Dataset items
○ ○ ○ ○ ○

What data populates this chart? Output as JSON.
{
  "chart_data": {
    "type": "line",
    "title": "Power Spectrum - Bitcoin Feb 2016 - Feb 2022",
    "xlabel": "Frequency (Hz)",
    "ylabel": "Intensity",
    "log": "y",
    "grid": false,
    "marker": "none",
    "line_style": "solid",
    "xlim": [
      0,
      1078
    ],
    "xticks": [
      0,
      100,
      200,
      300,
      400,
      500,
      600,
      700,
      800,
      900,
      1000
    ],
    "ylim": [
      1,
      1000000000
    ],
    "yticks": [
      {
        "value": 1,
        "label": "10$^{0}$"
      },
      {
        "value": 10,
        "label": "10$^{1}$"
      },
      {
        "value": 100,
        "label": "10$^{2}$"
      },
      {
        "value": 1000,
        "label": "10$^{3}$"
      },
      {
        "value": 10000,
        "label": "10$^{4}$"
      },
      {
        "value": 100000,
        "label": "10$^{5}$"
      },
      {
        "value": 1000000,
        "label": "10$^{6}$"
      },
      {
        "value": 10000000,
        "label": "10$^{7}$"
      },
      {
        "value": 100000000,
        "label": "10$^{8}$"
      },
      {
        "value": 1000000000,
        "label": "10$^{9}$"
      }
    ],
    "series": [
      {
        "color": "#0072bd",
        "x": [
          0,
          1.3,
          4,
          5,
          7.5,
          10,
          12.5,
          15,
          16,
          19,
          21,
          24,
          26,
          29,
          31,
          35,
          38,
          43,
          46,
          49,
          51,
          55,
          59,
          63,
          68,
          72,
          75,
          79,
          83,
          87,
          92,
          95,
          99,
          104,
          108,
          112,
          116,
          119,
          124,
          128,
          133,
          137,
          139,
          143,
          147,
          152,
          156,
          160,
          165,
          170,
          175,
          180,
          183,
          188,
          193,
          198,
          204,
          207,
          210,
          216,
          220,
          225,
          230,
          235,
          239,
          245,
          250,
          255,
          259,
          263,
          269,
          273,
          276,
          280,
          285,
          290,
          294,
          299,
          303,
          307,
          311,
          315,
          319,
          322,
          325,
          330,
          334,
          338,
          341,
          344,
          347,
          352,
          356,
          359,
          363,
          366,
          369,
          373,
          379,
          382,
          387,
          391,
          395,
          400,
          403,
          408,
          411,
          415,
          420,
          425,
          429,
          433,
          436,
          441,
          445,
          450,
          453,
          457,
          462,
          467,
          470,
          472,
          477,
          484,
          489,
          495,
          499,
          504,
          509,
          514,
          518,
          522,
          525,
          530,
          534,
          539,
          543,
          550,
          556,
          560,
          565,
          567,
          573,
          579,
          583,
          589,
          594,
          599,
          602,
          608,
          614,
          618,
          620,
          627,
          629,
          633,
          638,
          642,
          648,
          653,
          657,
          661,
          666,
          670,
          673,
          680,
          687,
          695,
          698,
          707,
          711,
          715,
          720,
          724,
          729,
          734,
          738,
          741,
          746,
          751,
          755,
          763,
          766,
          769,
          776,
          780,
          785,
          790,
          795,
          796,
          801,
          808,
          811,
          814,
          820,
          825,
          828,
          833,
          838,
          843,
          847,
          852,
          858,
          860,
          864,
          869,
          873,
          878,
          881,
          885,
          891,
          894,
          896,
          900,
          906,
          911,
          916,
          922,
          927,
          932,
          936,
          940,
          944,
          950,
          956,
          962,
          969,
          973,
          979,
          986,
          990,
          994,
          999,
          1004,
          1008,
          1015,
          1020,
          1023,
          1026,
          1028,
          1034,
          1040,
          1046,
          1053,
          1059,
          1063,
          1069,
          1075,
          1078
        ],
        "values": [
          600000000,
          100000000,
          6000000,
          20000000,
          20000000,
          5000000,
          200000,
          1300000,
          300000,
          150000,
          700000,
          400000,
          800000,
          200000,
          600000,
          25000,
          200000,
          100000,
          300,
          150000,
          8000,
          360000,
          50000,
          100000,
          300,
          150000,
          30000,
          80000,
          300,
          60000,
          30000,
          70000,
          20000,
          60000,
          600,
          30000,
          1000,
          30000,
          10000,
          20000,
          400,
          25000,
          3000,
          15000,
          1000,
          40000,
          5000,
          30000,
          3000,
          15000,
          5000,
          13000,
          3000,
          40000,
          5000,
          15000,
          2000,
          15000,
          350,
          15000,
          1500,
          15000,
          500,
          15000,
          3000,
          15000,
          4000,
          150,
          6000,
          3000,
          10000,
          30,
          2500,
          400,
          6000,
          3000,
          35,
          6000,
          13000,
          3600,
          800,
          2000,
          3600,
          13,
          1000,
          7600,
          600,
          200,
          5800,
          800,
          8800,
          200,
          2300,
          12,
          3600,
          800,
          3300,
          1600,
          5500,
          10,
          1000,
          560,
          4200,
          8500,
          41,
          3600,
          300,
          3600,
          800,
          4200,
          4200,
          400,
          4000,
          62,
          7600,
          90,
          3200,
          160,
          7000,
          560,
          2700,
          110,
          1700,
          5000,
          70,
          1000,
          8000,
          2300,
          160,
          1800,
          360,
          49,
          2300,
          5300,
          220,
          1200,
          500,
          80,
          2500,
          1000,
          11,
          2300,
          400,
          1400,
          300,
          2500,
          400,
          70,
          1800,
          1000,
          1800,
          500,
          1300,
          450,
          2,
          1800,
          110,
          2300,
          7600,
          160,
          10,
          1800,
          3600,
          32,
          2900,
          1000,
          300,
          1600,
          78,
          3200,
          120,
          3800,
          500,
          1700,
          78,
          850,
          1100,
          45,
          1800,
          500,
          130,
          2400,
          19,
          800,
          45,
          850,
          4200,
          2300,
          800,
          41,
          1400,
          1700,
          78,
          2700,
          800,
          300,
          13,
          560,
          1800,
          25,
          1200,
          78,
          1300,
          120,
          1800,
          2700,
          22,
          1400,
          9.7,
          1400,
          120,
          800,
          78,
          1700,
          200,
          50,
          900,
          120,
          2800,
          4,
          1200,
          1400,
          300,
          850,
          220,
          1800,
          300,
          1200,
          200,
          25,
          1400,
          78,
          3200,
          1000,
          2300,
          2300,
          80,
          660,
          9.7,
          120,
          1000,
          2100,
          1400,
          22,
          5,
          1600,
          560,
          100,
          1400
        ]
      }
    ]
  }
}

○ ○ ○ ○ ○

| TASK REQUIREMENTS |
Copy the entries above exactly, leaving none out.

| ANSWER |
What data populates this chart? Output as JSON.
{
  "chart_data": {
    "type": "line",
    "title": "Power Spectrum - Bitcoin Feb 2016 - Feb 2022",
    "xlabel": "Frequency (Hz)",
    "ylabel": "Intensity",
    "log": "y",
    "grid": false,
    "marker": "none",
    "line_style": "solid",
    "xlim": [
      0,
      1078
    ],
    "xticks": [
      0,
      100,
      200,
      300,
      400,
      500,
      600,
      700,
      800,
      900,
      1000
    ],
    "ylim": [
      1,
      1000000000
    ],
    "yticks": [
      {
        "value": 1,
        "label": "10$^{0}$"
      },
      {
        "value": 10,
        "label": "10$^{1}$"
      },
      {
        "value": 100,
        "label": "10$^{2}$"
      },
      {
        "value": 1000,
        "label": "10$^{3}$"
      },
      {
        "value": 10000,
        "label": "10$^{4}$"
      },
      {
        "value": 100000,
        "label": "10$^{5}$"
      },
      {
        "value": 1000000,
        "label": "10$^{6}$"
      },
      {
        "value": 10000000,
        "label": "10$^{7}$"
      },
      {
        "value": 100000000,
        "label": "10$^{8}$"
      },
      {
        "value": 1000000000,
        "label": "10$^{9}$"
      }
    ],
    "series": [
      {
        "color": "#0072bd",
        "x": [
          0,
          1.3,
          4,
          5,
          7.5,
          10,
          12.5,
          15,
          16,
          19,
          21,
          24,
          26,
          29,
          31,
          35,
          38,
          43,
          46,
          49,
          51,
          55,
          59,
          63,
          68,
          72,
          75,
          79,
          83,
          87,
          92,
          95,
          99,
          104,
          108,
          112,
          116,
          119,
          124,
          128,
          133,
          137,
          139,
          143,
          147,
          152,
          156,
          160,
          165,
          170,
          175,
          180,
          183,
          188,
          193,
          198,
          204,
          207,
          210,
          216,
          220,
          225,
          230,
          235,
          239,
          245,
          250,
          255,
          259,
          263,
          269,
          273,
          276,
          280,
          285,
          290,
          294,
          299,
          303,
          307,
          311,
          315,
          319,
          322,
          325,
          330,
          334,
          338,
          341,
          344,
          347,
          352,
          356,
          359,
          363,
          366,
          369,
          373,
          379,
          382,
          387,
          391,
          395,
          400,
          403,
          408,
          411,
          415,
          420,
          425,
          429,
          433,
          436,
          441,
          445,
          450,
          453,
          457,
          462,
          467,
          470,
          472,
          477,
          484,
          489,
          495,
          499,
          504,
          509,
          514,
          518,
          522,
          525,
          530,
          534,
          539,
          543,
          550,
          556,
          560,
          565,
          567,
          573,
          579,
          583,
          589,
          594,
          599,
          602,
          608,
          614,
          618,
          620,
          627,
          629,
          633,
          638,
          642,
          648,
          653,
          657,
          661,
          666,
          670,
          673,
          680,
          687,
          695,
          698,
          707,
          711,
          715,
          720,
          724,
          729,
          734,
          738,
          741,
          746,
          751,
          755,
          763,
          766,
          769,
          776,
          780,
          785,
          790,
          795,
          796,
          801,
          808,
          811,
          814,
          820,
          825,
          828,
          833,
          838,
          843,
          847,
          852,
          858,
          860,
          864,
          869,
          873,
          878,
          881,
          885,
          891,
          894,
          896,
          900,
          906,
          911,
          916,
          922,
          927,
          932,
          936,
          940,
          944,
          950,
          956,
          962,
          969,
          973,
          979,
          986,
          990,
          994,
          999,
          1004,
          1008,
          1015,
          1020,
          1023,
          1026,
          1028,
          1034,
          1040,
          1046,
          1053,
          1059,
          1063,
          1069,
          1075,
          1078
        ],
        "values": [
          600000000,
          100000000,
          6000000,
          20000000,
          20000000,
          5000000,
          200000,
          1300000,
          300000,
          150000,
          700000,
          400000,
          800000,
          200000,
          600000,
          25000,
          200000,
          100000,
          300,
          150000,
          8000,
          360000,
          50000,
          100000,
          300,
          150000,
          30000,
          80000,
          300,
          60000,
          30000,
          70000,
          20000,
          60000,
          600,
          30000,
          1000,
          30000,
          10000,
          20000,
          400,
          25000,
          3000,
          15000,
          1000,
          40000,
          5000,
          30000,
          3000,
          15000,
          5000,
          13000,
          3000,
          40000,
          5000,
          15000,
          2000,
          15000,
          350,
          15000,
          1500,
          15000,
          500,
          15000,
          3000,
          15000,
          4000,
          150,
          6000,
          3000,
          10000,
          30,
          2500,
          400,
          6000,
          3000,
          35,
          6000,
          13000,
          3600,
          800,
          2000,
          3600,
          13,
          1000,
          7600,
          600,
          200,
          5800,
          800,
          8800,
          200,
          2300,
          12,
          3600,
          800,
          3300,
          1600,
          5500,
          10,
          1000,
          560,
          4200,
          8500,
          41,
          3600,
          300,
          3600,
          800,
          4200,
          4200,
          400,
          4000,
          62,
          7600,
          90,
          3200,
          160,
          7000,
          560,
          2700,
          110,
          1700,
          5000,
          70,
          1000,
          8000,
          2300,
          160,
          1800,
          360,
          49,
          2300,
          5300,
          220,
          1200,
          500,
          80,
          2500,
          1000,
          11,
          2300,
          400,
          1400,
          300,
          2500,
          400,
          70,
          1800,
          1000,
          1800,
          500,
          1300,
          450,
          2,
          1800,
          110,
          2300,
          7600,
          160,
          10,
          1800,
          3600,
          32,
          2900,
          1000,
          300,
          1600,
          78,
          3200,
          120,
          3800,
          500,
          1700,
          78,
          850,
          1100,
          45,
          1800,
          500,
          130,
          2400,
          19,
          800,
          45,
          850,
          4200,
          2300,
          800,
          41,
          1400,
          1700,
          78,
          2700,
          800,
          300,
          13,
          560,
          1800,
          25,
          1200,
          78,
          1300,
          120,
          1800,
          2700,
          22,
          1400,
          9.7,
          1400,
          120,
          800,
          78,
          1700,
          200,
          50,
          900,
          120,
          2800,
          4,
          1200,
          1400,
          300,
          850,
          220,
          1800,
          300,
          1200,
          200,
          25,
          1400,
          78,
          3200,
          1000,
          2300,
          2300,
          80,
          660,
          9.7,
          120,
          1000,
          2100,
          1400,
          22,
          5,
          1600,
          560,
          100,
          1400
        ]
      }
    ]
  }
}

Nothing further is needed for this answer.